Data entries
** begin **
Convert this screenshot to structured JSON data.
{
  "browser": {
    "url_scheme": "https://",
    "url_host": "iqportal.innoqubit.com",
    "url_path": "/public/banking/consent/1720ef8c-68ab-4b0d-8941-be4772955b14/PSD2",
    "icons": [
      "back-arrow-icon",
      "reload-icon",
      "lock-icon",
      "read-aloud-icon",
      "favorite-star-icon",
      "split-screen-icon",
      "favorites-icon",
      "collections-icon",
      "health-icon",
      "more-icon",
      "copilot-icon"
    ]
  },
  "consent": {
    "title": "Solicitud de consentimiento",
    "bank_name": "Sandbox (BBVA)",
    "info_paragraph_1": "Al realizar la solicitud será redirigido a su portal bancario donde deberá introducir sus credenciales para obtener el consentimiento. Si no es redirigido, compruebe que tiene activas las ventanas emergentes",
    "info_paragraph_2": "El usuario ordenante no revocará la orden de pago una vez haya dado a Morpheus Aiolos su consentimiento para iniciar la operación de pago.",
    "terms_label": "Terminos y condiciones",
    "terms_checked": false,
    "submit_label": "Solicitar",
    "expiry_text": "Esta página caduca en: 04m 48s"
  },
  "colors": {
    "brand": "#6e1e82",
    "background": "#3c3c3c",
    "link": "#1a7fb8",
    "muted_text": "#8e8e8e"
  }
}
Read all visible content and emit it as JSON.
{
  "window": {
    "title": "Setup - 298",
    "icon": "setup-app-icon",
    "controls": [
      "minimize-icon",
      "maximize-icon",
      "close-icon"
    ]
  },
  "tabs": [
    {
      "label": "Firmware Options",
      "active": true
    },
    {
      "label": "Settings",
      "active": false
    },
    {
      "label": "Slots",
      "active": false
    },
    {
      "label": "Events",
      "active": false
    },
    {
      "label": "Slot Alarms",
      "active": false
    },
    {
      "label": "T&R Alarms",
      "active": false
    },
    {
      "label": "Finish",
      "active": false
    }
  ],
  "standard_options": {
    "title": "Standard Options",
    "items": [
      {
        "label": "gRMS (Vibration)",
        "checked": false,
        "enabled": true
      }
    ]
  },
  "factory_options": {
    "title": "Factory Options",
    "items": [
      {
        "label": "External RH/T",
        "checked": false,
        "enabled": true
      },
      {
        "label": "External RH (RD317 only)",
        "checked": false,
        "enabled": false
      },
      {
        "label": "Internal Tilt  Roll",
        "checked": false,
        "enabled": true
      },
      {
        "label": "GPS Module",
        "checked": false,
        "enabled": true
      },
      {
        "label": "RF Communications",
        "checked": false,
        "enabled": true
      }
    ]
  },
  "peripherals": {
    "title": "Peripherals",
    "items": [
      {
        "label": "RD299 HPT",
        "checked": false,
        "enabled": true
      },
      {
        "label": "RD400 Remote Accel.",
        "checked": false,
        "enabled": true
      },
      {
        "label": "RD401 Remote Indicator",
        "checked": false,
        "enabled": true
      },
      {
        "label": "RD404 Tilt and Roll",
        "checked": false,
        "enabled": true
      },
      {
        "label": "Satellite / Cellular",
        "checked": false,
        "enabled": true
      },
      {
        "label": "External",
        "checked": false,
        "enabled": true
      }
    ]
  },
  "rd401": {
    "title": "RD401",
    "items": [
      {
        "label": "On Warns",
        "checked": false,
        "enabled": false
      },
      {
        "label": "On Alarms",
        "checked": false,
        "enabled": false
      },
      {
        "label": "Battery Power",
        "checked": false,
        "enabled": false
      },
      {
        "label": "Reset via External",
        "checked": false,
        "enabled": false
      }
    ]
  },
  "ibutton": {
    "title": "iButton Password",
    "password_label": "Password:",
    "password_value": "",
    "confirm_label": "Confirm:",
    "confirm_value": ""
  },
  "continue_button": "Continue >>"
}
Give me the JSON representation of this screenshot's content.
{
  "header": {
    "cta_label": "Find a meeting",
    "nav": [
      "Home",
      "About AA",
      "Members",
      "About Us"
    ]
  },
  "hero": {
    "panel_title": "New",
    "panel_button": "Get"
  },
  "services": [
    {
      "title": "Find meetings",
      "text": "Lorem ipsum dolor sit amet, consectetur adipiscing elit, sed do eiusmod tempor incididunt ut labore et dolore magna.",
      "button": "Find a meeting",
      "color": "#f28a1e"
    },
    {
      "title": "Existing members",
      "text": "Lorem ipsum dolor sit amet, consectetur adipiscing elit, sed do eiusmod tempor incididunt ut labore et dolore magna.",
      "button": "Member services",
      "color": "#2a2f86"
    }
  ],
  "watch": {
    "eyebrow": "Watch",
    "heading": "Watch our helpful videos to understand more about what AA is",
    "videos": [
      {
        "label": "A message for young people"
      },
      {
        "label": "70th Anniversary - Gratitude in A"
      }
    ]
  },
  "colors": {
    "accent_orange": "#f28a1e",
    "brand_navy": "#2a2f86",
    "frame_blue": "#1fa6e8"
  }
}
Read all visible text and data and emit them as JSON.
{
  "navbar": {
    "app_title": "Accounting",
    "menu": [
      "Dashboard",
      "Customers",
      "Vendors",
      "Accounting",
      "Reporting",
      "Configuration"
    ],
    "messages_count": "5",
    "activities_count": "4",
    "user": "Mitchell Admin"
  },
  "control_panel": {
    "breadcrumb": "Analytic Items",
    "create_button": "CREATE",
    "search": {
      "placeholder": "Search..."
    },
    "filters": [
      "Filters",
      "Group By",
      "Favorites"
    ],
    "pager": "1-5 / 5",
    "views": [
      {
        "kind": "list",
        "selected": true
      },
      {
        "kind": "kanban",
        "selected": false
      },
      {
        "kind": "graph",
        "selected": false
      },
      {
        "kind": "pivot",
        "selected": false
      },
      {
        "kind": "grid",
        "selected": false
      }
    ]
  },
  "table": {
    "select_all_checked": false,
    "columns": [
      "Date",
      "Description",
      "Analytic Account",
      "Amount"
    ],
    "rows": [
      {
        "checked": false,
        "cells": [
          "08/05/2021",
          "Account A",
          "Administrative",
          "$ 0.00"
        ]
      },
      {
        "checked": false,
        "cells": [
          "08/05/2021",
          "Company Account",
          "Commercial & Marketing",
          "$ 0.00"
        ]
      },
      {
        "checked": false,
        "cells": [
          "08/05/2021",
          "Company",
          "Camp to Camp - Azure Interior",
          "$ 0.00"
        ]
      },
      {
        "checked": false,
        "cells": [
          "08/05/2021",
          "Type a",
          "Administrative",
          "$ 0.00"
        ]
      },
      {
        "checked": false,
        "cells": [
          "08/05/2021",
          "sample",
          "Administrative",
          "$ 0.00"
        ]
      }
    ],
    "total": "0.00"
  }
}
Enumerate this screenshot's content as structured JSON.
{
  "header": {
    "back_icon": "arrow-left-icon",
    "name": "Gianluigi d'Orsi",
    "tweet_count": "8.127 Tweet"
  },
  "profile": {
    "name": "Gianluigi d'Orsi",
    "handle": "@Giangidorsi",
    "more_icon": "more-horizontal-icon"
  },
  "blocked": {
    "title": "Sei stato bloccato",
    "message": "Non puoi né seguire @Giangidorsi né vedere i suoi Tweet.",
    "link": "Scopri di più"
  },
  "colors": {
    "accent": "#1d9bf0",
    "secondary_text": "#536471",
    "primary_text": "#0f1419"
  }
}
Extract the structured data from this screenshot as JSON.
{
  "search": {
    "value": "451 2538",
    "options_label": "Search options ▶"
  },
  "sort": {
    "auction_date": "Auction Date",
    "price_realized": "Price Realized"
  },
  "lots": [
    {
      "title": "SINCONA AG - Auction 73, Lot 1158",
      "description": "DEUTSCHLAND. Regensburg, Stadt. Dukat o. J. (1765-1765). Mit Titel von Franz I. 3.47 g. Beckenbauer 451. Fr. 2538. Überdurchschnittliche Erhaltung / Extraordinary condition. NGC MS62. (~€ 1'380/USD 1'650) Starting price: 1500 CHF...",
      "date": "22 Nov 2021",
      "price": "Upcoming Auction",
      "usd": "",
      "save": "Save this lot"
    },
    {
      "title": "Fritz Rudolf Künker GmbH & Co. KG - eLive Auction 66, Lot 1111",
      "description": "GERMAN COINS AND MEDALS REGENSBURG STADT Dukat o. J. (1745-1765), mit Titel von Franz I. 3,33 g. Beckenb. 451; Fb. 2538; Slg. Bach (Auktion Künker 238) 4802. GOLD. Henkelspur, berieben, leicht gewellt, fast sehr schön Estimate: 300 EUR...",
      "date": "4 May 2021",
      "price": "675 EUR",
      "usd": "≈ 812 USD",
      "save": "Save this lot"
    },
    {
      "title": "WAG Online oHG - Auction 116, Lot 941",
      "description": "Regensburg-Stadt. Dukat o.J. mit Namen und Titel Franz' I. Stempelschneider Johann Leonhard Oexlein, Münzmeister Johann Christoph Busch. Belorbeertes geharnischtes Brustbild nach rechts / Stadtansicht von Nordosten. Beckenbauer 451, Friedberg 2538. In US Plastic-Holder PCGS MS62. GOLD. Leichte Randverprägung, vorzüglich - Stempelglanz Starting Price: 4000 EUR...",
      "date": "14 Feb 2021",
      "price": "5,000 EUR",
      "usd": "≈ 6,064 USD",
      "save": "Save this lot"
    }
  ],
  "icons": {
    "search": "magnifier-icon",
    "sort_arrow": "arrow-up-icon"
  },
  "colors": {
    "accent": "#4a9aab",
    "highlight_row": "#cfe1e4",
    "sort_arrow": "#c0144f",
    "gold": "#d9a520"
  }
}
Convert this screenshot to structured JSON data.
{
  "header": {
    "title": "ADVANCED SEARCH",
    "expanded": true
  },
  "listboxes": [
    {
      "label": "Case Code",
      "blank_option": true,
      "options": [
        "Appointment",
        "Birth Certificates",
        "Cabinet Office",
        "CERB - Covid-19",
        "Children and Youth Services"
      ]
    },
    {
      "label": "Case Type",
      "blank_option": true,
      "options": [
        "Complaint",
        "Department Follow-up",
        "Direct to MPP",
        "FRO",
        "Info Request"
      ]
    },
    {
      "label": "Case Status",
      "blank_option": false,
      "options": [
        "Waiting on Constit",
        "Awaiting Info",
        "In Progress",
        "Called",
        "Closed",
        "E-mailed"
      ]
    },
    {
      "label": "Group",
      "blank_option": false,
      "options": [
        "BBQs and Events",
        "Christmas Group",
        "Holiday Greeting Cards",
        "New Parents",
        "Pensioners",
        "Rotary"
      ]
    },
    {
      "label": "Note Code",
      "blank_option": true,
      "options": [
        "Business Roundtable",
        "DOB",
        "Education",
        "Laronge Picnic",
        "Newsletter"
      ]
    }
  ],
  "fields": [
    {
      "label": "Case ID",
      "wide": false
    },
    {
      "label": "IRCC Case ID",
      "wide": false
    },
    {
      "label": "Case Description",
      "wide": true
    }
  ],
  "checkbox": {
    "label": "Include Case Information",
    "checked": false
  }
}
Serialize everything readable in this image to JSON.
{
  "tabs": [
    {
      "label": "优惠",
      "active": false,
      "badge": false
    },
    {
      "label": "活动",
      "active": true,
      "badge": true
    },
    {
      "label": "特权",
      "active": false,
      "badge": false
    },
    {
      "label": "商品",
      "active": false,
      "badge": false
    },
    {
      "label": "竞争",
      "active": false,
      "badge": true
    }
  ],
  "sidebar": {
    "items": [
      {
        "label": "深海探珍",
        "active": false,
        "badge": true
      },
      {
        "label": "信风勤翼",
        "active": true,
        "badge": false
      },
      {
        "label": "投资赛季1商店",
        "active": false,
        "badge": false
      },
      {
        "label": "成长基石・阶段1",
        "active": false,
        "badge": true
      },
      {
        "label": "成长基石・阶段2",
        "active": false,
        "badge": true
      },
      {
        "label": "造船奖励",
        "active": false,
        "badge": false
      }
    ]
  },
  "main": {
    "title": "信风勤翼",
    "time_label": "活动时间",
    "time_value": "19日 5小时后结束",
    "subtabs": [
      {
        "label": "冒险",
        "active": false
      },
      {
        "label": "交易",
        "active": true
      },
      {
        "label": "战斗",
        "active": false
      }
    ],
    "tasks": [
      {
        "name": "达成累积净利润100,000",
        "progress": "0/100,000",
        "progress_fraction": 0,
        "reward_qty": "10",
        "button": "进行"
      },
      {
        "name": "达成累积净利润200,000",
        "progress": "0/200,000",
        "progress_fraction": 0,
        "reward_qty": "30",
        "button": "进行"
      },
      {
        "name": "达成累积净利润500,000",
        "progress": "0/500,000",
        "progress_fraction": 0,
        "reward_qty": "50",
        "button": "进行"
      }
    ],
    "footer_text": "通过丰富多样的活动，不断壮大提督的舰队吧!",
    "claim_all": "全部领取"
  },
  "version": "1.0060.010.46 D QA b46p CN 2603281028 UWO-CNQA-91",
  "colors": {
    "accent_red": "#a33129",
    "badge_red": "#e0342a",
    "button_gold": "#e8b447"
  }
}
** end **
▶ [Short task]: Count the lines in the records above that contain the word "screenshot", and give only that number.

▶ [Response below]: 5